-- Begin --

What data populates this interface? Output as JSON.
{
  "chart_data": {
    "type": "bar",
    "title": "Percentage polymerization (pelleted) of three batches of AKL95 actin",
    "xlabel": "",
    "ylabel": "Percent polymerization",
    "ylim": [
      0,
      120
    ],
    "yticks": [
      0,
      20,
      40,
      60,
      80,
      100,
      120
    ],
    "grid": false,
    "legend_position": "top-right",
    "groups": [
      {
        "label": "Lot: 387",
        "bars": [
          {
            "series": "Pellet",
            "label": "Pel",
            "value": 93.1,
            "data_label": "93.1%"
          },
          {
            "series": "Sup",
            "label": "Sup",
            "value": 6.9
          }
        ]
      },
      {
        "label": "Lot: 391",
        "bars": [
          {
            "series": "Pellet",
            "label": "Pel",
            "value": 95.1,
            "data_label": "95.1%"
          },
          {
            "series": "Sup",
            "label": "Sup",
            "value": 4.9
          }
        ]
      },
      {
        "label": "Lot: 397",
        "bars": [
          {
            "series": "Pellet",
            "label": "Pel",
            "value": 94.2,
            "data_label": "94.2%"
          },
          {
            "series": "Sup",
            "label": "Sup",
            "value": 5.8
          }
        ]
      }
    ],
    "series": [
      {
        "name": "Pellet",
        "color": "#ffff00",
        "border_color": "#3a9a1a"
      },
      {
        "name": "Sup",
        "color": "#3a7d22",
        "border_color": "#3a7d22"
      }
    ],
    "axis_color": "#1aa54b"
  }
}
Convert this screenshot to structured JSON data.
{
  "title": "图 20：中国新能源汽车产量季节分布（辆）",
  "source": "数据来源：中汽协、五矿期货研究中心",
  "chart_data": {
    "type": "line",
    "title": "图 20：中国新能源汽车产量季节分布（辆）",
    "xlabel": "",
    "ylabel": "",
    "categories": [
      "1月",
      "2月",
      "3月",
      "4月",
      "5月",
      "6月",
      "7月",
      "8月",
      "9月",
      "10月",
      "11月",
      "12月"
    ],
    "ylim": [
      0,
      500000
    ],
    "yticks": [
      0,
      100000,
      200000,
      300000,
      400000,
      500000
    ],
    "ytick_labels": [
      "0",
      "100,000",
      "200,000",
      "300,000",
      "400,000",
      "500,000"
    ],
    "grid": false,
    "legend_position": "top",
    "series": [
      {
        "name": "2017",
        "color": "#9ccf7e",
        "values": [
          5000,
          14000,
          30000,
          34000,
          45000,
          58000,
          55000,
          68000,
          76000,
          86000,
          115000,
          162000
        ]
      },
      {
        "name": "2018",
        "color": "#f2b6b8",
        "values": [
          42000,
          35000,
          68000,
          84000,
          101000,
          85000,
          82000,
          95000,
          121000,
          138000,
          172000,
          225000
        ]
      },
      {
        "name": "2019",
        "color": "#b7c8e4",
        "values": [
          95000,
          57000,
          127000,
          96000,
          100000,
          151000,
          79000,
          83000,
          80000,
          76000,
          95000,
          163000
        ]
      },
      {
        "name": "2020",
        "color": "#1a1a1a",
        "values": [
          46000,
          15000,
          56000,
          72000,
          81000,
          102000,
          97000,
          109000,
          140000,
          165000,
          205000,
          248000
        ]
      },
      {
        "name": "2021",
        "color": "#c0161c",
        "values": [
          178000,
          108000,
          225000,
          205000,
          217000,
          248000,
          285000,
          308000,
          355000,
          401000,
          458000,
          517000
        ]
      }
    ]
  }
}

-- End --

EXERCISE DETAILS: Exactly how many lines contain "title"? State the number and nothing else.

SOLUTION FOR THIS PROBLEM: 3